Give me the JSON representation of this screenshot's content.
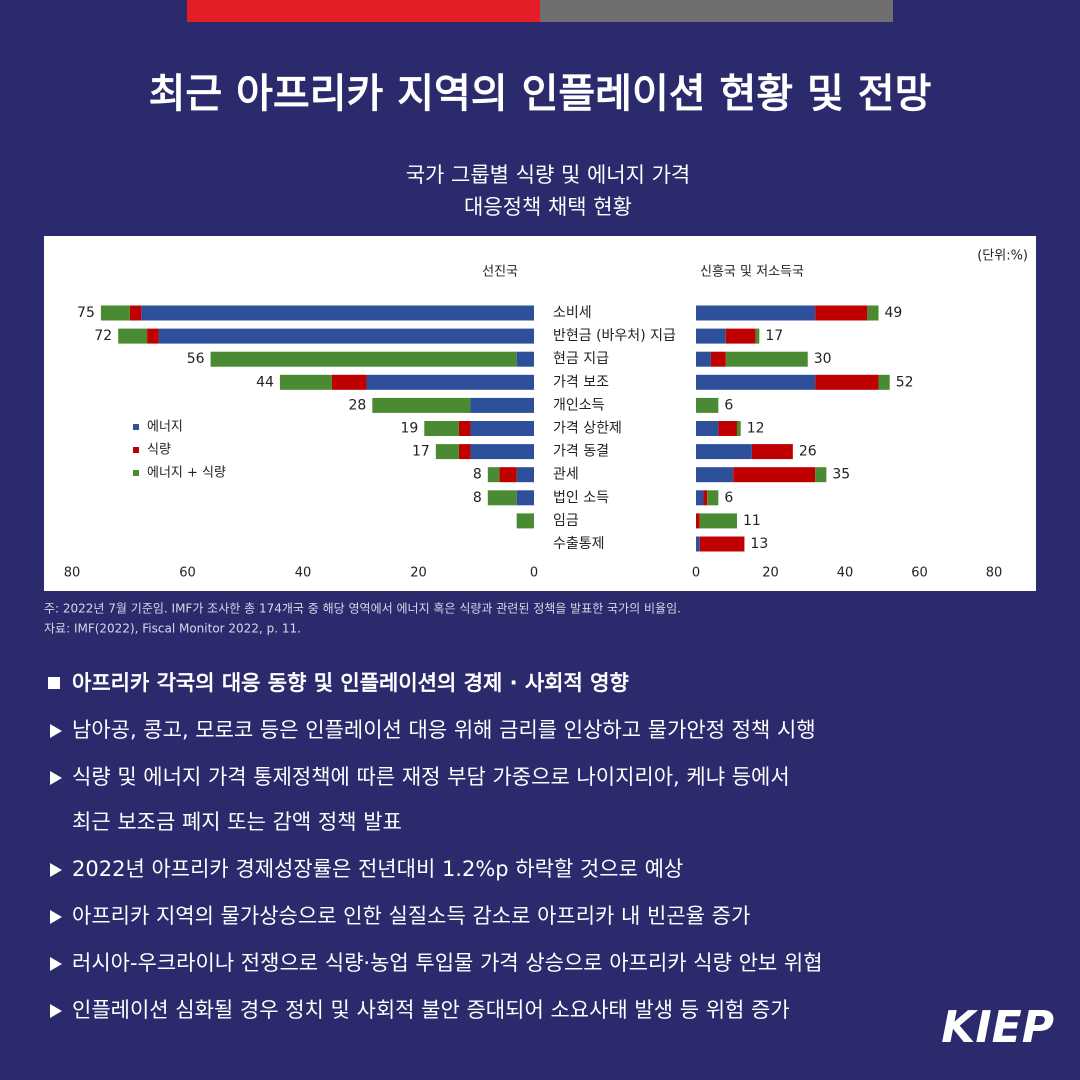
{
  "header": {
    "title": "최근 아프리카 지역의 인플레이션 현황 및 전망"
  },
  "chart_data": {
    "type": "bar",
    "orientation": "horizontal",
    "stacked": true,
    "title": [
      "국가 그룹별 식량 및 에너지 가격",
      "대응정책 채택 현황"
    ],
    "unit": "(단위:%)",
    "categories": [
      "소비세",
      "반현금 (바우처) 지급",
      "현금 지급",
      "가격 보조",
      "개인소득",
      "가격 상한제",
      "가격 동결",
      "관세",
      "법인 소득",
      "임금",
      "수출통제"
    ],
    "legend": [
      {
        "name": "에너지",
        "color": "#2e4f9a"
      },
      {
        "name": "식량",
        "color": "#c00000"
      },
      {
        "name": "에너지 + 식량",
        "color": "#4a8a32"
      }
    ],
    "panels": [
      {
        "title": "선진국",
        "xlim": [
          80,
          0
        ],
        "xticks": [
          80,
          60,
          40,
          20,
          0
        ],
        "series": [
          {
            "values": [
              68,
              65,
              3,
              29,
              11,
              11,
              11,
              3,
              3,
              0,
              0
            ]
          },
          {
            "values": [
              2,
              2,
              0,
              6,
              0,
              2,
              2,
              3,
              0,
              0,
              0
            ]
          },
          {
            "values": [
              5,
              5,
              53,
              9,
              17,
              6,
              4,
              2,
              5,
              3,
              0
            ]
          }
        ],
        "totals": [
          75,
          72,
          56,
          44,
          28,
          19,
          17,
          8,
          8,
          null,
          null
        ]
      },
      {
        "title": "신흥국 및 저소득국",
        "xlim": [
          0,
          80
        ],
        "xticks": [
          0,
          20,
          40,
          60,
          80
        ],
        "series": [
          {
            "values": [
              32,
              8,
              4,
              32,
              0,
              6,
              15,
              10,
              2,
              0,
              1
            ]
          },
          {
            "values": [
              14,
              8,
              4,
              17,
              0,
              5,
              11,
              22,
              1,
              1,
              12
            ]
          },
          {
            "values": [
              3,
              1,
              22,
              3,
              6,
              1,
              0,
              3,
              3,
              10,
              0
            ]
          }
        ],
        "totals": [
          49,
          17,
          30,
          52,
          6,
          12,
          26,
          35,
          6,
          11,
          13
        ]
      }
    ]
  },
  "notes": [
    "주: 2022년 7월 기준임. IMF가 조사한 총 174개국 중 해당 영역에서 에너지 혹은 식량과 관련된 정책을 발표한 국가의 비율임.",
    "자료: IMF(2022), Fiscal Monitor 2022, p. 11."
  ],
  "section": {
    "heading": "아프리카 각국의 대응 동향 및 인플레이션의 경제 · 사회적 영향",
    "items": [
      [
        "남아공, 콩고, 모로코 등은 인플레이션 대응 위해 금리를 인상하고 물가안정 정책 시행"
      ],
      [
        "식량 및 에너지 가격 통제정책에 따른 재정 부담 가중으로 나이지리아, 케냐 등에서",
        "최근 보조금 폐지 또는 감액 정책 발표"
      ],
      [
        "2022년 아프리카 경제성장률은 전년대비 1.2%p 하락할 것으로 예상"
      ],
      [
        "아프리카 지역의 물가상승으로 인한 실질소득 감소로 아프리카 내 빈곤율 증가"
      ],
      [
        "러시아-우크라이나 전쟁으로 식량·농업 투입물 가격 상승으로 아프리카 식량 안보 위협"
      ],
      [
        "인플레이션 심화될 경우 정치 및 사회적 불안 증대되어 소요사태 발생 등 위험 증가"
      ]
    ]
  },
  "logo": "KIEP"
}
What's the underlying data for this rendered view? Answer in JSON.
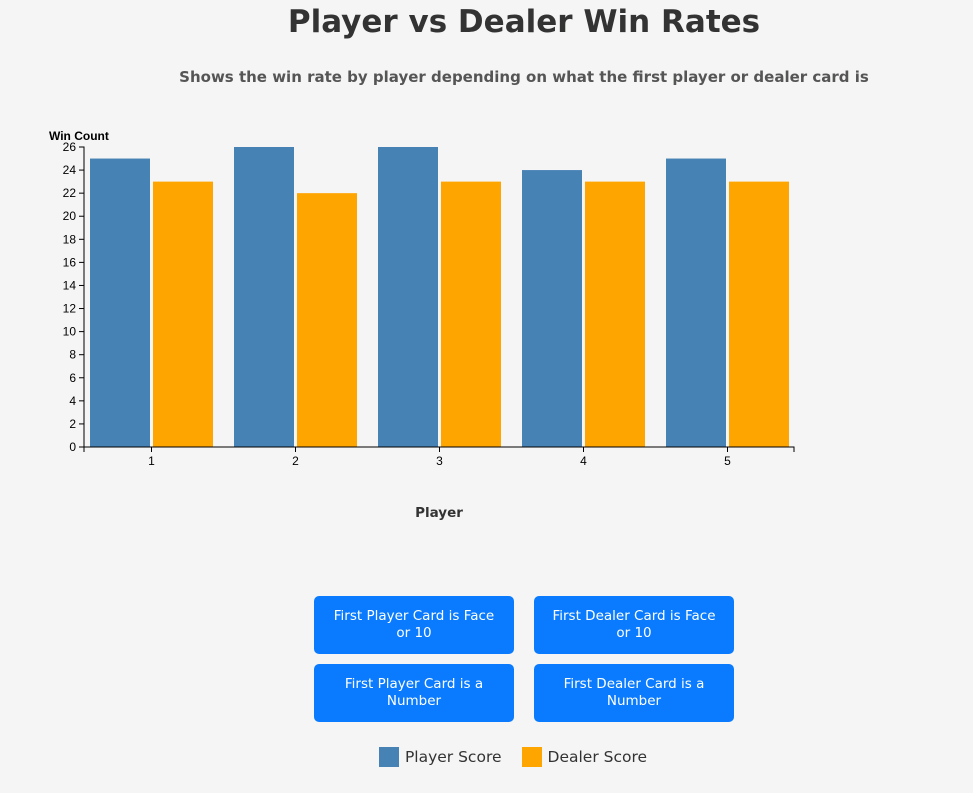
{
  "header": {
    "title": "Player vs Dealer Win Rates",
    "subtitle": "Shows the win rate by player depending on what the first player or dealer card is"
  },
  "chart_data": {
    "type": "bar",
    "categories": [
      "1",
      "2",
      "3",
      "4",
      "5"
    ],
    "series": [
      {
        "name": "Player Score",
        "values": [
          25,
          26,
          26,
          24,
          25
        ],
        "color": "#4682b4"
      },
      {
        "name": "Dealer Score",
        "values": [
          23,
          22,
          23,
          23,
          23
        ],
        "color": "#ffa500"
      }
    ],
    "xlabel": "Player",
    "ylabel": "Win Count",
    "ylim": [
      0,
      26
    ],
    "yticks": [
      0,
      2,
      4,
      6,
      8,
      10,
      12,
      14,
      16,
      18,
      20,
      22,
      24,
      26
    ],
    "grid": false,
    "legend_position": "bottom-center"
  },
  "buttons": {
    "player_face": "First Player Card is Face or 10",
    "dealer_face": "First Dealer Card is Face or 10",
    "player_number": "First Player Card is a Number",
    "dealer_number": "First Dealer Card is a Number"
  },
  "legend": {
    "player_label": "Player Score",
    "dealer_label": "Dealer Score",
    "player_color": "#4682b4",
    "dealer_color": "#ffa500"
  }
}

===============

Where a line contains the string "Number", extract that line.

→ WRITTEN RESPONSE:
    "player_number": "First Player Card is a Number",
    "dealer_number": "First Dealer Card is a Number"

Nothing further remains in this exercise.